Identify and pull out each line of the entries in which "this" occurs.

> _SUPPLIED MATERIAL_
◇ ◇ ◇ ◇ ◇
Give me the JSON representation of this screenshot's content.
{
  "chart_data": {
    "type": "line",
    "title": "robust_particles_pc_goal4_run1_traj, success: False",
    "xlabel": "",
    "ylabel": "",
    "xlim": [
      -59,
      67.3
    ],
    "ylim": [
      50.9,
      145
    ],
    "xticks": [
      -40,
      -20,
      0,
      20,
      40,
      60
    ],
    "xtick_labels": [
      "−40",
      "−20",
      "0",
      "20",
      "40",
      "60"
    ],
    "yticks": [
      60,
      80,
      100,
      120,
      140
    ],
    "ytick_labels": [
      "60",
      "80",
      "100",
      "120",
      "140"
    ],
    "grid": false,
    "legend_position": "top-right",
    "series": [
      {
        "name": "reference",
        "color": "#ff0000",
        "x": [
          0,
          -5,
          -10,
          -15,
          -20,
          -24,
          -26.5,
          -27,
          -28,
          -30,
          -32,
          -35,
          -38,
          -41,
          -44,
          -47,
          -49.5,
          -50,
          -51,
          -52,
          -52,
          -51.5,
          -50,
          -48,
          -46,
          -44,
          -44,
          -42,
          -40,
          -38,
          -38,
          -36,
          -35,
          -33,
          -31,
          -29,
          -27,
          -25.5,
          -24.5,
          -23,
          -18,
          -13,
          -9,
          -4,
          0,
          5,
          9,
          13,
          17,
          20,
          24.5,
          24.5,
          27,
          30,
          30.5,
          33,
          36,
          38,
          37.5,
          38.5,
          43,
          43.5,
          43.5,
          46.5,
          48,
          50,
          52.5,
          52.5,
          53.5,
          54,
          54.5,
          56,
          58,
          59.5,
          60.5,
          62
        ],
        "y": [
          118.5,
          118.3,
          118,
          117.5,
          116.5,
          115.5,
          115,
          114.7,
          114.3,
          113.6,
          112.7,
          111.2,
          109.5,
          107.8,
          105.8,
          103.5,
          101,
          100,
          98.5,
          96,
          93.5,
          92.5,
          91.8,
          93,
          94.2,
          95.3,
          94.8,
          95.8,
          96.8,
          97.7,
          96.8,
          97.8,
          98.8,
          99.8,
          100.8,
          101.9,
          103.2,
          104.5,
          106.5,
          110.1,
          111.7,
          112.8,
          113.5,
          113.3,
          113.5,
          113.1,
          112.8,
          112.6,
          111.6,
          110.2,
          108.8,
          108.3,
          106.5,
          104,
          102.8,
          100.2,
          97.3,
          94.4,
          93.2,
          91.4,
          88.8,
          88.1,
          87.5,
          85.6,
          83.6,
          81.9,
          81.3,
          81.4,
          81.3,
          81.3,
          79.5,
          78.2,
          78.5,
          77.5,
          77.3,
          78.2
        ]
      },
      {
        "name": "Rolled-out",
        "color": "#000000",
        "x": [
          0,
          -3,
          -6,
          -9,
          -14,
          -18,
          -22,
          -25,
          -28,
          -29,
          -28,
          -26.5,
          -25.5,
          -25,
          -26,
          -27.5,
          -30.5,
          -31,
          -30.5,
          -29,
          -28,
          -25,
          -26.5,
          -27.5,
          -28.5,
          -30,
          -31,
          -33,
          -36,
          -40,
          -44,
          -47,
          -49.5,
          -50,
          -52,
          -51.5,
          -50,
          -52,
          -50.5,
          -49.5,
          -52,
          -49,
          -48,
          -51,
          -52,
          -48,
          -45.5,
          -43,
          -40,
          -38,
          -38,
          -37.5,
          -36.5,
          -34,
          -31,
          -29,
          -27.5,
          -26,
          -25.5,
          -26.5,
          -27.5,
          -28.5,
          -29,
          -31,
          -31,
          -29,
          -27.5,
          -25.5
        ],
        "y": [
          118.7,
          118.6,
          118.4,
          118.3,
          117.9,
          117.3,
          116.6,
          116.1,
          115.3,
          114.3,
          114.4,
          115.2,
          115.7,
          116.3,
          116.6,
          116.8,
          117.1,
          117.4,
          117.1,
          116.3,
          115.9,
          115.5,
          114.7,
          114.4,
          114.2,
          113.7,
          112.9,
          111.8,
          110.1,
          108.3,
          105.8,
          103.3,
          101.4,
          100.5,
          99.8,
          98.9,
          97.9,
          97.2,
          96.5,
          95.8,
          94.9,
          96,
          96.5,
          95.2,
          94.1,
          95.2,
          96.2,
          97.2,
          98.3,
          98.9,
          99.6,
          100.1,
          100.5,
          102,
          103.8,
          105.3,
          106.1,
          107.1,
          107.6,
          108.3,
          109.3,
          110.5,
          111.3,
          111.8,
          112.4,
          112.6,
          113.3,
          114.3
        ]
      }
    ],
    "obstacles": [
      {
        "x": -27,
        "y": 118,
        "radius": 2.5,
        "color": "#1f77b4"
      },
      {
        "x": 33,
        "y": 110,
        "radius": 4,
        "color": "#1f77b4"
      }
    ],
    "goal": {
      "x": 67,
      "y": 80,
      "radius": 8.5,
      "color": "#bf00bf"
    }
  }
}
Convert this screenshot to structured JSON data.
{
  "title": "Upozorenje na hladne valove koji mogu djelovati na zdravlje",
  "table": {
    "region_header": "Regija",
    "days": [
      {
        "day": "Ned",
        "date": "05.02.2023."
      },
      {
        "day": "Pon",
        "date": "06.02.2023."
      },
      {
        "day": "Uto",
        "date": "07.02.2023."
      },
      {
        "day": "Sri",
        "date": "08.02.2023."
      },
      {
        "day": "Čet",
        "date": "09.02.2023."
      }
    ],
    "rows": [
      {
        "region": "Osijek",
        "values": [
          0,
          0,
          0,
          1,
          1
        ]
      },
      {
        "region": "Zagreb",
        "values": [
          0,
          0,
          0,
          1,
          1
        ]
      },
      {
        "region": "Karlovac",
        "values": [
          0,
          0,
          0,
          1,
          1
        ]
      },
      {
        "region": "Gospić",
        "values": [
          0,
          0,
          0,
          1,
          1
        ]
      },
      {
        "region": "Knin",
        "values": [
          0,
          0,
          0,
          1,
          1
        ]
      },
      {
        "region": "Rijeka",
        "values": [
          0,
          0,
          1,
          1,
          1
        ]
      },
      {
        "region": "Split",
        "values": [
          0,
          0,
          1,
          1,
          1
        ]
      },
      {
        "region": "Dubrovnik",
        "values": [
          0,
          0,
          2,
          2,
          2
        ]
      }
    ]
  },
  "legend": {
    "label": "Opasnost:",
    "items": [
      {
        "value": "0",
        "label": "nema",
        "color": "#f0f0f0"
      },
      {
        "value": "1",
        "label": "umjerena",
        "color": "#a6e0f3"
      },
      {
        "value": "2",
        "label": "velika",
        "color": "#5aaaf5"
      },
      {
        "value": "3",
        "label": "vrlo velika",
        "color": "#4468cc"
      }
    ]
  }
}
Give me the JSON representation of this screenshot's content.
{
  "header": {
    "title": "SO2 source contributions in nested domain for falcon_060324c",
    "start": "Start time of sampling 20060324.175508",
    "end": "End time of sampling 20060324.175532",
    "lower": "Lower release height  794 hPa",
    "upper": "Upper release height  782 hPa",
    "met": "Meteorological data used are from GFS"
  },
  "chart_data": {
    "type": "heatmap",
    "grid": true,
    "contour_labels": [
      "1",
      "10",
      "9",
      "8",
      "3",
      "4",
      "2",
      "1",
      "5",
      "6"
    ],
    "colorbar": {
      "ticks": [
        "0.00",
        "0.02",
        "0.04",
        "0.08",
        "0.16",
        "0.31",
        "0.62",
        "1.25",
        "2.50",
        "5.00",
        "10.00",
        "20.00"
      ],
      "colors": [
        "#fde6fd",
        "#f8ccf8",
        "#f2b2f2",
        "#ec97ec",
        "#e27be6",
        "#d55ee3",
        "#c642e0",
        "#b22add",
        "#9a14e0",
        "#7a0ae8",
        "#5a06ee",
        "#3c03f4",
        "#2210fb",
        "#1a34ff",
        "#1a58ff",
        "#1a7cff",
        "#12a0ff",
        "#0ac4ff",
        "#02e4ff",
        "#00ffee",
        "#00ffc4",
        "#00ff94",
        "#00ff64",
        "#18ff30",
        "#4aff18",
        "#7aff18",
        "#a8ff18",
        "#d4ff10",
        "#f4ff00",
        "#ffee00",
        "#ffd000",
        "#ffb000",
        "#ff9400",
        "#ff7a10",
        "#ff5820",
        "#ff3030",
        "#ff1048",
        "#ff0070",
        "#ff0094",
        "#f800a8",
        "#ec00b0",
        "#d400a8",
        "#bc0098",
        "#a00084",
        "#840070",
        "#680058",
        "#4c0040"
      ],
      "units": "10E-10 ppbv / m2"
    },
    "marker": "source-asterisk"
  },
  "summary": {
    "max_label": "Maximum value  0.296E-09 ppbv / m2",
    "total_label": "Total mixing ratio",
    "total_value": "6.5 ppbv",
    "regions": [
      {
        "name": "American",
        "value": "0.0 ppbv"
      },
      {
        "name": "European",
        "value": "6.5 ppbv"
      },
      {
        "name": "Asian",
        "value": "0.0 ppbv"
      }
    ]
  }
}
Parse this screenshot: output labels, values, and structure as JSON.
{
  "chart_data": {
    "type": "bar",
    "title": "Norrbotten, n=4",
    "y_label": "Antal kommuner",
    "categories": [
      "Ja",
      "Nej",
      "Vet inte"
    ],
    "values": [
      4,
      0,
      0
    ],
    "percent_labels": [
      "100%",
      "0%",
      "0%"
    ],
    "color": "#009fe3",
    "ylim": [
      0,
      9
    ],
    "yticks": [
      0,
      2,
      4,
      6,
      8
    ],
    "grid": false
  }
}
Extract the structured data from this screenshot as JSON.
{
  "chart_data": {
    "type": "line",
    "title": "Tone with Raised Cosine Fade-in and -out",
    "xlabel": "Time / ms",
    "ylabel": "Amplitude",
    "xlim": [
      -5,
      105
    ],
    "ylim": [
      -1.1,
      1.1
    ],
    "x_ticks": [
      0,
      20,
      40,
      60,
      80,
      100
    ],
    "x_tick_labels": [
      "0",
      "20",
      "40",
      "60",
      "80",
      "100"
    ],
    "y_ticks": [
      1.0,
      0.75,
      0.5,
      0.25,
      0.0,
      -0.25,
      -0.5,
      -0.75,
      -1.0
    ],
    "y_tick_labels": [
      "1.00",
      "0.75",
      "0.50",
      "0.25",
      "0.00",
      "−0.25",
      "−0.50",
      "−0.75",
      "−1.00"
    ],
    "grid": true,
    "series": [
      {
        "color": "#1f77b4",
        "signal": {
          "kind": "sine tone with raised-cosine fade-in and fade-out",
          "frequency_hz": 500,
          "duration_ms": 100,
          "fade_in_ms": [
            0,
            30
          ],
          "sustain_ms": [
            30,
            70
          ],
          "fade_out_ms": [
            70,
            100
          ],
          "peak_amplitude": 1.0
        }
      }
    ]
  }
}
◇ ◇ ◇ ◇ ◇
> _TASK OUTPUT_
Give me the JSON representation of this screenshot's content.
Convert this screenshot to structured JSON data.
Give me the JSON representation of this screenshot's content.
Parse this screenshot: output labels, values, and structure as JSON.
Extract the structured data from this screenshot as JSON.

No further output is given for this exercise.